-- start Data supplied --

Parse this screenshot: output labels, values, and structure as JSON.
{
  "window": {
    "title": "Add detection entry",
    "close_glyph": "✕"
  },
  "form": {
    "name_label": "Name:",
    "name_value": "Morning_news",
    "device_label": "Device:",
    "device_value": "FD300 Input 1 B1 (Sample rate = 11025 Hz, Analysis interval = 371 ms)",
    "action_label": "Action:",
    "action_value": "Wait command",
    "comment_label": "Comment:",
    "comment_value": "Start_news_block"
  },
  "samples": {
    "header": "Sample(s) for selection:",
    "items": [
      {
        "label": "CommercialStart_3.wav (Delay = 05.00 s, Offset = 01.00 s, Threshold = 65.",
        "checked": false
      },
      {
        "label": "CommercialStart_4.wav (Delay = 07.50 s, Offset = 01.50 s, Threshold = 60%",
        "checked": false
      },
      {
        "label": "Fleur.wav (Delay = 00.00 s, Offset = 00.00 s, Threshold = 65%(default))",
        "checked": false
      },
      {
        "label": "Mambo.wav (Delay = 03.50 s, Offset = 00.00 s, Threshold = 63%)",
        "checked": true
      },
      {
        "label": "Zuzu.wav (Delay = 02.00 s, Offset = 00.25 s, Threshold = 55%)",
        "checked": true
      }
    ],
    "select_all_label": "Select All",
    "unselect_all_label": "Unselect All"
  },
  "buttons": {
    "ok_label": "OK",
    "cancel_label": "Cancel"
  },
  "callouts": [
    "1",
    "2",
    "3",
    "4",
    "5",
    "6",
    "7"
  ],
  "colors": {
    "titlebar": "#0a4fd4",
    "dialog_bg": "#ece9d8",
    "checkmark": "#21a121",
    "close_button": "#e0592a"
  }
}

-- end Data supplied --

What to produce :: Please output the entire listing exactly as it stands.

Output below ::
Parse this screenshot: output labels, values, and structure as JSON.
{
  "window": {
    "title": "Add detection entry",
    "close_glyph": "✕"
  },
  "form": {
    "name_label": "Name:",
    "name_value": "Morning_news",
    "device_label": "Device:",
    "device_value": "FD300 Input 1 B1 (Sample rate = 11025 Hz, Analysis interval = 371 ms)",
    "action_label": "Action:",
    "action_value": "Wait command",
    "comment_label": "Comment:",
    "comment_value": "Start_news_block"
  },
  "samples": {
    "header": "Sample(s) for selection:",
    "items": [
      {
        "label": "CommercialStart_3.wav (Delay = 05.00 s, Offset = 01.00 s, Threshold = 65.",
        "checked": false
      },
      {
        "label": "CommercialStart_4.wav (Delay = 07.50 s, Offset = 01.50 s, Threshold = 60%",
        "checked": false
      },
      {
        "label": "Fleur.wav (Delay = 00.00 s, Offset = 00.00 s, Threshold = 65%(default))",
        "checked": false
      },
      {
        "label": "Mambo.wav (Delay = 03.50 s, Offset = 00.00 s, Threshold = 63%)",
        "checked": true
      },
      {
        "label": "Zuzu.wav (Delay = 02.00 s, Offset = 00.25 s, Threshold = 55%)",
        "checked": true
      }
    ],
    "select_all_label": "Select All",
    "unselect_all_label": "Unselect All"
  },
  "buttons": {
    "ok_label": "OK",
    "cancel_label": "Cancel"
  },
  "callouts": [
    "1",
    "2",
    "3",
    "4",
    "5",
    "6",
    "7"
  ],
  "colors": {
    "titlebar": "#0a4fd4",
    "dialog_bg": "#ece9d8",
    "checkmark": "#21a121",
    "close_button": "#e0592a"
  }
}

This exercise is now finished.